**To be done**
Write out all of the entries that follow, word for word, but skip the pictures.

[Collection entries]

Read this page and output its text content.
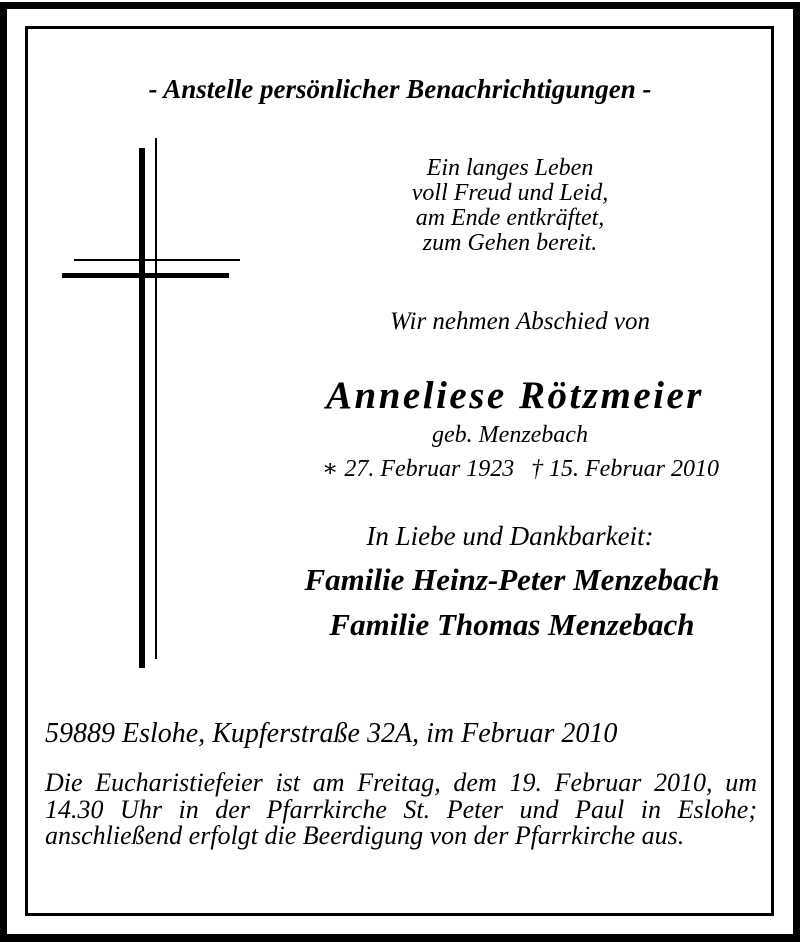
- Anstelle persönlicher Benachrichtigungen -
Ein langes Leben
voll Freud und Leid,
am Ende entkräftet,
zum Gehen bereit.
Wir nehmen Abschied von
Anneliese Rötzmeier
geb. Menzebach
∗ 27. Februar 1923 † 15. Februar 2010
In Liebe und Dankbarkeit:
Familie Heinz-Peter Menzebach
Familie Thomas Menzebach
59889 Eslohe, Kupferstraße 32A, im Februar 2010
Die Eucharistiefeier ist am Freitag, dem 19. Februar 2010, um 14.30 Uhr in der Pfarrkirche St. Peter und Paul in Eslohe; anschließend erfolgt die Beerdigung von der Pfarrkirche aus.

**Correct result**
Read this page and output its text content.
- Anstelle persönlicher Benachrichtigungen -
Ein langes Leben
voll Freud und Leid,
am Ende entkräftet,
zum Gehen bereit.
Wir nehmen Abschied von
Anneliese Rötzmeier
geb. Menzebach
∗ 27. Februar 1923 † 15. Februar 2010
In Liebe und Dankbarkeit:
Familie Heinz-Peter Menzebach
Familie Thomas Menzebach
59889 Eslohe, Kupferstraße 32A, im Februar 2010
Die Eucharistiefeier ist am Freitag, dem 19. Februar 2010, um 14.30 Uhr in der Pfarrkirche St. Peter und Paul in Eslohe; anschließend erfolgt die Beerdigung von der Pfarrkirche aus.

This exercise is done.